Exercise | Copy out each line exactly as it appears.

[Data records]
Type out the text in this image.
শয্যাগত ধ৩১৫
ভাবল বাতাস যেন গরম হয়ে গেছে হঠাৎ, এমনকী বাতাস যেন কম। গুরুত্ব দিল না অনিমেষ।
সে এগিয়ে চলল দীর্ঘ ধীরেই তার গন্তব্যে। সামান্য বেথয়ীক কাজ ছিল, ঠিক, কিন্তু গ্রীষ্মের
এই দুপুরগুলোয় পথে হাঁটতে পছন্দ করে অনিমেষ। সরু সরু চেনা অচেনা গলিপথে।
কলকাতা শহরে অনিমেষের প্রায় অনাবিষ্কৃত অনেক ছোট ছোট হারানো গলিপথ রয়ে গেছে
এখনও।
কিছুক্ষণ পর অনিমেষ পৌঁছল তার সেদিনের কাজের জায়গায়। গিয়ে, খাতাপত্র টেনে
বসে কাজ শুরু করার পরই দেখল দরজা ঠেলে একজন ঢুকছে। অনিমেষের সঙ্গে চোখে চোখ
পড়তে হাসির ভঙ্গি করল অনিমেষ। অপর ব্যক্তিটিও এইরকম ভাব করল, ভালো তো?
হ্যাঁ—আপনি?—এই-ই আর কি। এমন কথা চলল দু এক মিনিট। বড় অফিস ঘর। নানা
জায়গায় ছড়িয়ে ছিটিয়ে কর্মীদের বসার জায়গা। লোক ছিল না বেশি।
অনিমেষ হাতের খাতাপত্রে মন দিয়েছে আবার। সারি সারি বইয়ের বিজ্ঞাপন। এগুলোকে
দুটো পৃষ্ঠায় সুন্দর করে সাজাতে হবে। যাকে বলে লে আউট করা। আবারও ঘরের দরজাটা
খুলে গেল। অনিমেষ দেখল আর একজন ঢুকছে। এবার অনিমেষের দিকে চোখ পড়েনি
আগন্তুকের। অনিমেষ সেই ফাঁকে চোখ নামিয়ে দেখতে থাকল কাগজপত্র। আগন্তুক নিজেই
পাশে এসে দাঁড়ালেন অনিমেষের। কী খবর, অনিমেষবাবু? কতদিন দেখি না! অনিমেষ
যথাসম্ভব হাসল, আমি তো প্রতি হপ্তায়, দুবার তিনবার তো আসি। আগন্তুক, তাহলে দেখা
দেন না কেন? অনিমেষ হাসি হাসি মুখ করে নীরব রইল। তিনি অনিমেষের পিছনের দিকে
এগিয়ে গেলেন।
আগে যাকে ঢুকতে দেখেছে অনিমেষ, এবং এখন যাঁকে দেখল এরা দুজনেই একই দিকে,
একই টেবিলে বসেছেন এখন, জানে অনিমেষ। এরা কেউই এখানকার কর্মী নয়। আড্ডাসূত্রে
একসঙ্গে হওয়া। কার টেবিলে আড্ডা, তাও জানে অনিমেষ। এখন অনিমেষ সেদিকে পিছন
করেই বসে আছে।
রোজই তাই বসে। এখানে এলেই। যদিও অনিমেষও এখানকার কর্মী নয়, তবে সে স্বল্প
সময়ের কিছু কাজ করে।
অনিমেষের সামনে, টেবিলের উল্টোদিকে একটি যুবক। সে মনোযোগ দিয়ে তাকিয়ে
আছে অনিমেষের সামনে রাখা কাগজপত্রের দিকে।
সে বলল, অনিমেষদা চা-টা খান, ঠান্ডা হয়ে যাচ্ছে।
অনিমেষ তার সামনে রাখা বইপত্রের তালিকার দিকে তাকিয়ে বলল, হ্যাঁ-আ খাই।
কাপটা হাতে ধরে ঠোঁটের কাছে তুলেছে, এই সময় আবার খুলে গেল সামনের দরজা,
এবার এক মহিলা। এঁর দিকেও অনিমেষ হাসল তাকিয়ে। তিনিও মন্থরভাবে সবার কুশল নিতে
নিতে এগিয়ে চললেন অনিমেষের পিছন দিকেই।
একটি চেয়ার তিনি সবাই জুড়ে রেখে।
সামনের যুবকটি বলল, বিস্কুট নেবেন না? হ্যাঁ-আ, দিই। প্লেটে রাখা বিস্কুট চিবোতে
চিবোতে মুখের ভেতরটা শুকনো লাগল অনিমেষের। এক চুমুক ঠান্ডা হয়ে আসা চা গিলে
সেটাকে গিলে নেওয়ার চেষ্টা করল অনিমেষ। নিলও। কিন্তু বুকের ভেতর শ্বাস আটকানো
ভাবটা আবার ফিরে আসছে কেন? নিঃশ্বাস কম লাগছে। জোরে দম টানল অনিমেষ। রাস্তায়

Written answer |
Type out the text in this image.
শয্যাগত ধ৩১৫
ভাবল বাতাস যেন গরম হয়ে গেছে হঠাৎ, এমনকী বাতাস যেন কম। গুরুত্ব দিল না অনিমেষ।
সে এগিয়ে চলল দীর্ঘ ধীরেই তার গন্তব্যে। সামান্য বেথয়ীক কাজ ছিল, ঠিক, কিন্তু গ্রীষ্মের
এই দুপুরগুলোয় পথে হাঁটতে পছন্দ করে অনিমেষ। সরু সরু চেনা অচেনা গলিপথে।
কলকাতা শহরে অনিমেষের প্রায় অনাবিষ্কৃত অনেক ছোট ছোট হারানো গলিপথ রয়ে গেছে
এখনও।
কিছুক্ষণ পর অনিমেষ পৌঁছল তার সেদিনের কাজের জায়গায়। গিয়ে, খাতাপত্র টেনে
বসে কাজ শুরু করার পরই দেখল দরজা ঠেলে একজন ঢুকছে। অনিমেষের সঙ্গে চোখে চোখ
পড়তে হাসির ভঙ্গি করল অনিমেষ। অপর ব্যক্তিটিও এইরকম ভাব করল, ভালো তো?
হ্যাঁ—আপনি?—এই-ই আর কি। এমন কথা চলল দু এক মিনিট। বড় অফিস ঘর। নানা
জায়গায় ছড়িয়ে ছিটিয়ে কর্মীদের বসার জায়গা। লোক ছিল না বেশি।
অনিমেষ হাতের খাতাপত্রে মন দিয়েছে আবার। সারি সারি বইয়ের বিজ্ঞাপন। এগুলোকে
দুটো পৃষ্ঠায় সুন্দর করে সাজাতে হবে। যাকে বলে লে আউট করা। আবারও ঘরের দরজাটা
খুলে গেল। অনিমেষ দেখল আর একজন ঢুকছে। এবার অনিমেষের দিকে চোখ পড়েনি
আগন্তুকের। অনিমেষ সেই ফাঁকে চোখ নামিয়ে দেখতে থাকল কাগজপত্র। আগন্তুক নিজেই
পাশে এসে দাঁড়ালেন অনিমেষের। কী খবর, অনিমেষবাবু? কতদিন দেখি না! অনিমেষ
যথাসম্ভব হাসল, আমি তো প্রতি হপ্তায়, দুবার তিনবার তো আসি। আগন্তুক, তাহলে দেখা
দেন না কেন? অনিমেষ হাসি হাসি মুখ করে নীরব রইল। তিনি অনিমেষের পিছনের দিকে
এগিয়ে গেলেন।
আগে যাকে ঢুকতে দেখেছে অনিমেষ, এবং এখন যাঁকে দেখল এরা দুজনেই একই দিকে,
একই টেবিলে বসেছেন এখন, জানে অনিমেষ। এরা কেউই এখানকার কর্মী নয়। আড্ডাসূত্রে
একসঙ্গে হওয়া। কার টেবিলে আড্ডা, তাও জানে অনিমেষ। এখন অনিমেষ সেদিকে পিছন
করেই বসে আছে।
রোজই তাই বসে। এখানে এলেই। যদিও অনিমেষও এখানকার কর্মী নয়, তবে সে স্বল্প
সময়ের কিছু কাজ করে।
অনিমেষের সামনে, টেবিলের উল্টোদিকে একটি যুবক। সে মনোযোগ দিয়ে তাকিয়ে
আছে অনিমেষের সামনে রাখা কাগজপত্রের দিকে।
সে বলল, অনিমেষদা চা-টা খান, ঠান্ডা হয়ে যাচ্ছে।
অনিমেষ তার সামনে রাখা বইপত্রের তালিকার দিকে তাকিয়ে বলল, হ্যাঁ-আ খাই।
কাপটা হাতে ধরে ঠোঁটের কাছে তুলেছে, এই সময় আবার খুলে গেল সামনের দরজা,
এবার এক মহিলা। এঁর দিকেও অনিমেষ হাসল তাকিয়ে। তিনিও মন্থরভাবে সবার কুশল নিতে
নিতে এগিয়ে চললেন অনিমেষের পিছন দিকেই।
একটি চেয়ার তিনি সবাই জুড়ে রেখে।
সামনের যুবকটি বলল, বিস্কুট নেবেন না? হ্যাঁ-আ, দিই। প্লেটে রাখা বিস্কুট চিবোতে
চিবোতে মুখের ভেতরটা শুকনো লাগল অনিমেষের। এক চুমুক ঠান্ডা হয়ে আসা চা গিলে
সেটাকে গিলে নেওয়ার চেষ্টা করল অনিমেষ। নিলও। কিন্তু বুকের ভেতর শ্বাস আটকানো
ভাবটা আবার ফিরে আসছে কেন? নিঃশ্বাস কম লাগছে। জোরে দম টানল অনিমেষ। রাস্তায়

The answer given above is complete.